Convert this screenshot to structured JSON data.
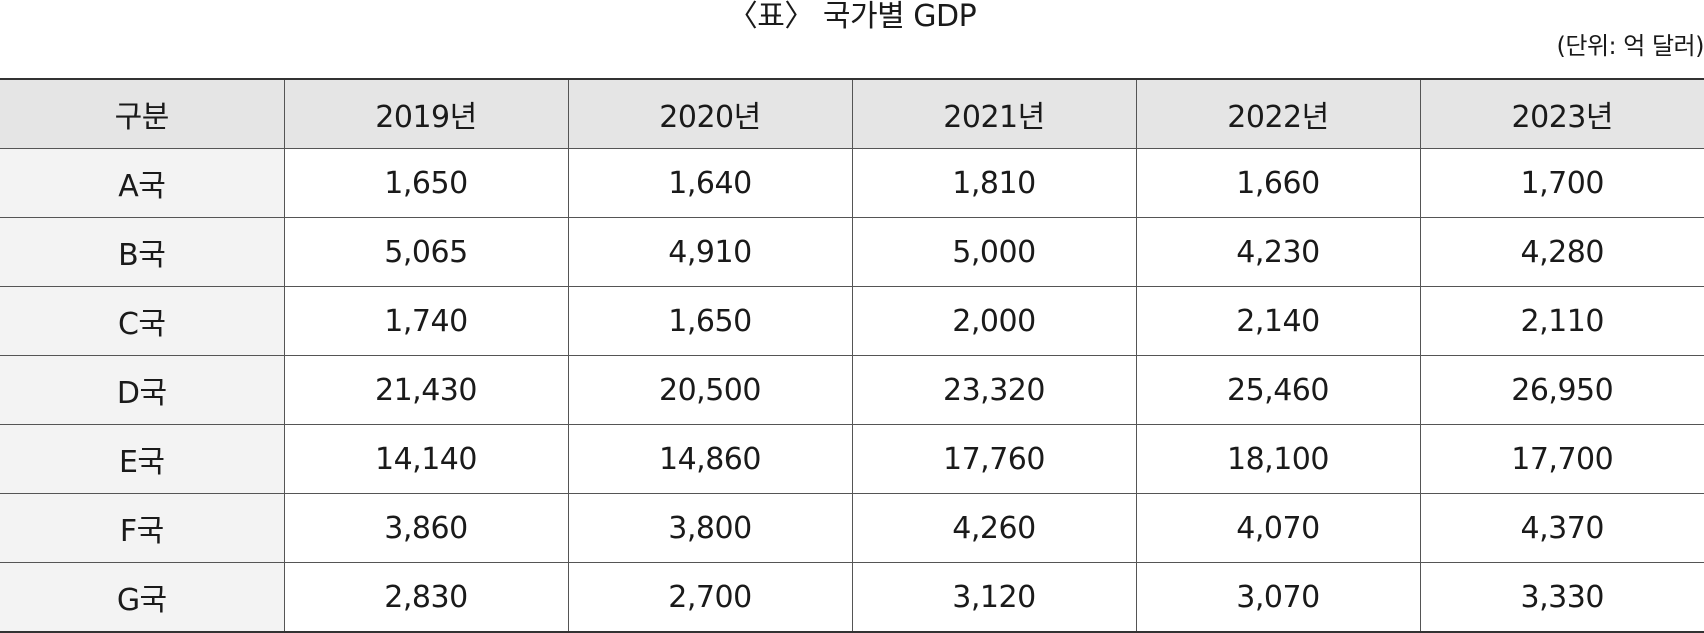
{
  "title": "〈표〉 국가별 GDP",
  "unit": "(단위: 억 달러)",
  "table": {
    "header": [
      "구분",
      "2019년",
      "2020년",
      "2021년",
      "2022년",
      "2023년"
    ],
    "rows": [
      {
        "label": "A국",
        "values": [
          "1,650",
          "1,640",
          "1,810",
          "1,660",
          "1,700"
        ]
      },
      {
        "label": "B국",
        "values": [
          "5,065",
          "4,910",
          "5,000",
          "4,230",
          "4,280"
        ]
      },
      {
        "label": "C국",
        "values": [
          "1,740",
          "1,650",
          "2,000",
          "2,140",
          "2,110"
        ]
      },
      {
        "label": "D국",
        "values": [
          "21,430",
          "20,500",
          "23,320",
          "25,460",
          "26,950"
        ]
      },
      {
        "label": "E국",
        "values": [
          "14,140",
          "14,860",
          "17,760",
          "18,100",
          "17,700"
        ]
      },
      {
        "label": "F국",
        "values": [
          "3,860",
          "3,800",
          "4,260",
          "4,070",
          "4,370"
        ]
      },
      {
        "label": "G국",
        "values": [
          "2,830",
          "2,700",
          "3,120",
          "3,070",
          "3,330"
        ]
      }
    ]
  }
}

### Description of the task
Reproduce all of the material above word for word. Omit the pictures.

### Written solution
Convert this screenshot to structured JSON data.
{
  "title": "〈표〉 국가별 GDP",
  "unit": "(단위: 억 달러)",
  "table": {
    "header": [
      "구분",
      "2019년",
      "2020년",
      "2021년",
      "2022년",
      "2023년"
    ],
    "rows": [
      {
        "label": "A국",
        "values": [
          "1,650",
          "1,640",
          "1,810",
          "1,660",
          "1,700"
        ]
      },
      {
        "label": "B국",
        "values": [
          "5,065",
          "4,910",
          "5,000",
          "4,230",
          "4,280"
        ]
      },
      {
        "label": "C국",
        "values": [
          "1,740",
          "1,650",
          "2,000",
          "2,140",
          "2,110"
        ]
      },
      {
        "label": "D국",
        "values": [
          "21,430",
          "20,500",
          "23,320",
          "25,460",
          "26,950"
        ]
      },
      {
        "label": "E국",
        "values": [
          "14,140",
          "14,860",
          "17,760",
          "18,100",
          "17,700"
        ]
      },
      {
        "label": "F국",
        "values": [
          "3,860",
          "3,800",
          "4,260",
          "4,070",
          "4,370"
        ]
      },
      {
        "label": "G국",
        "values": [
          "2,830",
          "2,700",
          "3,120",
          "3,070",
          "3,330"
        ]
      }
    ]
  }
}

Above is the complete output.